Work instructions = From the listing below, pull out every line where the string "children" appears.

Supplied entries =
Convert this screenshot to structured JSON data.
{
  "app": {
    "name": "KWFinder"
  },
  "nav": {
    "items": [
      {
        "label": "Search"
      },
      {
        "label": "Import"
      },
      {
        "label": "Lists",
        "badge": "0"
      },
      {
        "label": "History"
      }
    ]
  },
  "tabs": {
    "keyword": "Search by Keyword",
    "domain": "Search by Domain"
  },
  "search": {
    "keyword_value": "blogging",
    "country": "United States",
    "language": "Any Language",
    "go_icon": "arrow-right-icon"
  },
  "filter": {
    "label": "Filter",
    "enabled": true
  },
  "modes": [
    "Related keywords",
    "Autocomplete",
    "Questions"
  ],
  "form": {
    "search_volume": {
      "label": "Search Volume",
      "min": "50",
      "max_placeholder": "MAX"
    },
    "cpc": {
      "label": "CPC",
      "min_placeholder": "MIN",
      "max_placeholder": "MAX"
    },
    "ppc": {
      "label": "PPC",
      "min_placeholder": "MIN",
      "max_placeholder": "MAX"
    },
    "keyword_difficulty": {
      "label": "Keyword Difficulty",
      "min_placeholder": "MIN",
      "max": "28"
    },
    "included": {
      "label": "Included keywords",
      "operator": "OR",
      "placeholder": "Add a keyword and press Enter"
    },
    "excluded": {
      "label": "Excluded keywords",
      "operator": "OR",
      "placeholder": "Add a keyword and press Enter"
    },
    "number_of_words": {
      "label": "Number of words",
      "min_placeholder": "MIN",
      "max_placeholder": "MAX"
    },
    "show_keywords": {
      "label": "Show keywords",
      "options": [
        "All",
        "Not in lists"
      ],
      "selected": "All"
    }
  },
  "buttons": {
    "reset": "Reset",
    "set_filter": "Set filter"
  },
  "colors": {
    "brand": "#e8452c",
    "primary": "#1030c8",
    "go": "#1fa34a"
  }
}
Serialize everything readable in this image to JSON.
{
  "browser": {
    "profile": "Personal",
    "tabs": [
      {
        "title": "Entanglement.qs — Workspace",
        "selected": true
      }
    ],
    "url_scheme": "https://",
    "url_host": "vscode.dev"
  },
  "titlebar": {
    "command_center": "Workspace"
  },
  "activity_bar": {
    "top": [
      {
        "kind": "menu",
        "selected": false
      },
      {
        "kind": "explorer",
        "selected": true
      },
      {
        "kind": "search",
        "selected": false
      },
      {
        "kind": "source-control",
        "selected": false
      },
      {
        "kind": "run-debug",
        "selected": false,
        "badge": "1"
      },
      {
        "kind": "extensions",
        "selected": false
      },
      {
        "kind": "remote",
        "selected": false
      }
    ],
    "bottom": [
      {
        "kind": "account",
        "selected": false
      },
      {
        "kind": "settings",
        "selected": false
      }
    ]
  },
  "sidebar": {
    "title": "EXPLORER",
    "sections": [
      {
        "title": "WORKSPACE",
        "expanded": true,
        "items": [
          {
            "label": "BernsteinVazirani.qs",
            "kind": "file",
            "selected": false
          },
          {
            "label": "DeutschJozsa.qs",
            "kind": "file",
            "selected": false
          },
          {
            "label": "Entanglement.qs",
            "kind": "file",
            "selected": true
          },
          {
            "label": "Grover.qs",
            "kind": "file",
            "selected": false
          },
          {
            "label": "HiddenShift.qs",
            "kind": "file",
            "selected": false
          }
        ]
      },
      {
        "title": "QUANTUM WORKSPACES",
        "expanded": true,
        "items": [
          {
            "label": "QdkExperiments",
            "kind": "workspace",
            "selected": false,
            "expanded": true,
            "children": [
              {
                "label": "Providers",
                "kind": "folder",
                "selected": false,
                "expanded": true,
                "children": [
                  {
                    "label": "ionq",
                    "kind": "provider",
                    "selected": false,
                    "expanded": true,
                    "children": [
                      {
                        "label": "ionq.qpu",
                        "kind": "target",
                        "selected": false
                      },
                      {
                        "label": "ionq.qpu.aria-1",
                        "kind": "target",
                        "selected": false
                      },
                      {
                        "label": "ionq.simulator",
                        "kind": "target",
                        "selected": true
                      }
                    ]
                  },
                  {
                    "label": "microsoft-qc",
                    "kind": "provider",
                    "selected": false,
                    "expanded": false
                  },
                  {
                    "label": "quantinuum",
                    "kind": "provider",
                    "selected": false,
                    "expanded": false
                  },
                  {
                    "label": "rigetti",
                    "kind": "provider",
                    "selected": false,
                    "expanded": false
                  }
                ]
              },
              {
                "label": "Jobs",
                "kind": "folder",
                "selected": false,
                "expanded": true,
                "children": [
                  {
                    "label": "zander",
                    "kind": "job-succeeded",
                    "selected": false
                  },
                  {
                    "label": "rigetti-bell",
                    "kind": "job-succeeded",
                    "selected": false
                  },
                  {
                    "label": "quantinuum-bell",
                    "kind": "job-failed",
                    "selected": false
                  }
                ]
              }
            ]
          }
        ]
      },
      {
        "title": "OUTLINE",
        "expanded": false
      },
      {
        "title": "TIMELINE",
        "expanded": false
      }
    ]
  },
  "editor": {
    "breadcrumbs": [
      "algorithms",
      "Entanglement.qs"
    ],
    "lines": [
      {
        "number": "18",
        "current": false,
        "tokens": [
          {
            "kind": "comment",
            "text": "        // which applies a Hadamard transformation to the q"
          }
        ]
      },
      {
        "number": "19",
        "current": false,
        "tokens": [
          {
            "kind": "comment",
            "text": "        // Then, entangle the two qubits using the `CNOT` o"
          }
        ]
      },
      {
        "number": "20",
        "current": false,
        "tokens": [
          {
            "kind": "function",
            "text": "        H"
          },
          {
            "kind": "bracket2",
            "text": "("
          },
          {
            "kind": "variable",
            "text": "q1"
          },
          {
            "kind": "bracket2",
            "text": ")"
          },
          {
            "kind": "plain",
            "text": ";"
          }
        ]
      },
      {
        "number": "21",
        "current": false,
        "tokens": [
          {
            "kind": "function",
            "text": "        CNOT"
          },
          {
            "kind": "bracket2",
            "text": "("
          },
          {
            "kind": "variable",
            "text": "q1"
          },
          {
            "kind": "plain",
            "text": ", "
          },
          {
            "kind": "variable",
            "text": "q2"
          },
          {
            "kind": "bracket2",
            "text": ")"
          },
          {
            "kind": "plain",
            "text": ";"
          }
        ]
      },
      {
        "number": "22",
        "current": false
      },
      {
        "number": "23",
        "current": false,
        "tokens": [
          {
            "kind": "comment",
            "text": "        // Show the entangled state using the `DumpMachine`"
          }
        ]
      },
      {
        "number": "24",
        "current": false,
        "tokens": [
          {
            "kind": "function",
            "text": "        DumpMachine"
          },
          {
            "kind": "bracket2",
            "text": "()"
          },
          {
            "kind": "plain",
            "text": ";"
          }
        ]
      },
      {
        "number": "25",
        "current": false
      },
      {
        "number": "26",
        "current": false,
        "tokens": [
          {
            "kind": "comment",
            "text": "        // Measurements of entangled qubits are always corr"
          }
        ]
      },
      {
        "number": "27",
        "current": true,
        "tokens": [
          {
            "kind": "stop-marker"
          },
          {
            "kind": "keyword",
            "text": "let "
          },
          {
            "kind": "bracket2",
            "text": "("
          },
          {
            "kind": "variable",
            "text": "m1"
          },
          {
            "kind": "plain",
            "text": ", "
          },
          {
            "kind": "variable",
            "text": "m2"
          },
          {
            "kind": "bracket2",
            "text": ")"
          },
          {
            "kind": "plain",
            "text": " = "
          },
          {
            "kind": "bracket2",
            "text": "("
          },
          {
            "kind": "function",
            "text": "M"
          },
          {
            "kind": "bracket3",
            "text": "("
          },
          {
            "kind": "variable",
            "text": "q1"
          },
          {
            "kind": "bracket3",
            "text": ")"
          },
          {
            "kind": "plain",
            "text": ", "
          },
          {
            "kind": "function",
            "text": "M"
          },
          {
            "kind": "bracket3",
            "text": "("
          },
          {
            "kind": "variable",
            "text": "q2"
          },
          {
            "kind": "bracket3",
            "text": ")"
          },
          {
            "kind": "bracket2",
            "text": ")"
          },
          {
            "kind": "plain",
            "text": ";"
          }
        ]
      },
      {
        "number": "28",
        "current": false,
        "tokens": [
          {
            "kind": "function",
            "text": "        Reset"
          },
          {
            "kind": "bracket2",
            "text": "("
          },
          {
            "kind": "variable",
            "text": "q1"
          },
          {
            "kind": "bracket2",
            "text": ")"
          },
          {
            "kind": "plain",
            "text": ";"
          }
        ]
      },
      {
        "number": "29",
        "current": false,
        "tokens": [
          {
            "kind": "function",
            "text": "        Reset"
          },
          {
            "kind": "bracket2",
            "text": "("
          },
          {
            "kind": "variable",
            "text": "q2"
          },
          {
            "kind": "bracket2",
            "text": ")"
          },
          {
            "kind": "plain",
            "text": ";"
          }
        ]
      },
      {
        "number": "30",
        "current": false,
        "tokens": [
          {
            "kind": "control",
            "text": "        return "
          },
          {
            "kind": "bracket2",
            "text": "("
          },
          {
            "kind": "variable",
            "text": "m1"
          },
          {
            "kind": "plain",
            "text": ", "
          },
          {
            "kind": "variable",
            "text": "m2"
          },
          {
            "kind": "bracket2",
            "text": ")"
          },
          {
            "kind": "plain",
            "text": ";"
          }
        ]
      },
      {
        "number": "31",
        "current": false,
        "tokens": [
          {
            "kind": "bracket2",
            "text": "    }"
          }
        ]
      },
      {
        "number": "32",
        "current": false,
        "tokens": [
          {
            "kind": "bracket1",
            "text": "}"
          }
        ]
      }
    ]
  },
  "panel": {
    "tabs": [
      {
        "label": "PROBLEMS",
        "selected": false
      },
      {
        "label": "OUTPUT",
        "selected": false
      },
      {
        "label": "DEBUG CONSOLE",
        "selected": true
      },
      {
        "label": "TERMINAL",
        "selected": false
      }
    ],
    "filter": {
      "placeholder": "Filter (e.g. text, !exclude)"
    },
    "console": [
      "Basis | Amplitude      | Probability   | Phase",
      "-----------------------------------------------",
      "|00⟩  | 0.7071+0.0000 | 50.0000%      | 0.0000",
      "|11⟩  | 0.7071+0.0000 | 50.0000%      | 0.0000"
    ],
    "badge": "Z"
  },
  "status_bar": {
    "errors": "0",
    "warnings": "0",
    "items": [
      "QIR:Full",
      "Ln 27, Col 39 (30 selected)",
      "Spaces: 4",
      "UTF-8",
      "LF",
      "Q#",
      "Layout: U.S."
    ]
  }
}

Full response =
            "children": [
                "children": [
                    "children": [
                "children": [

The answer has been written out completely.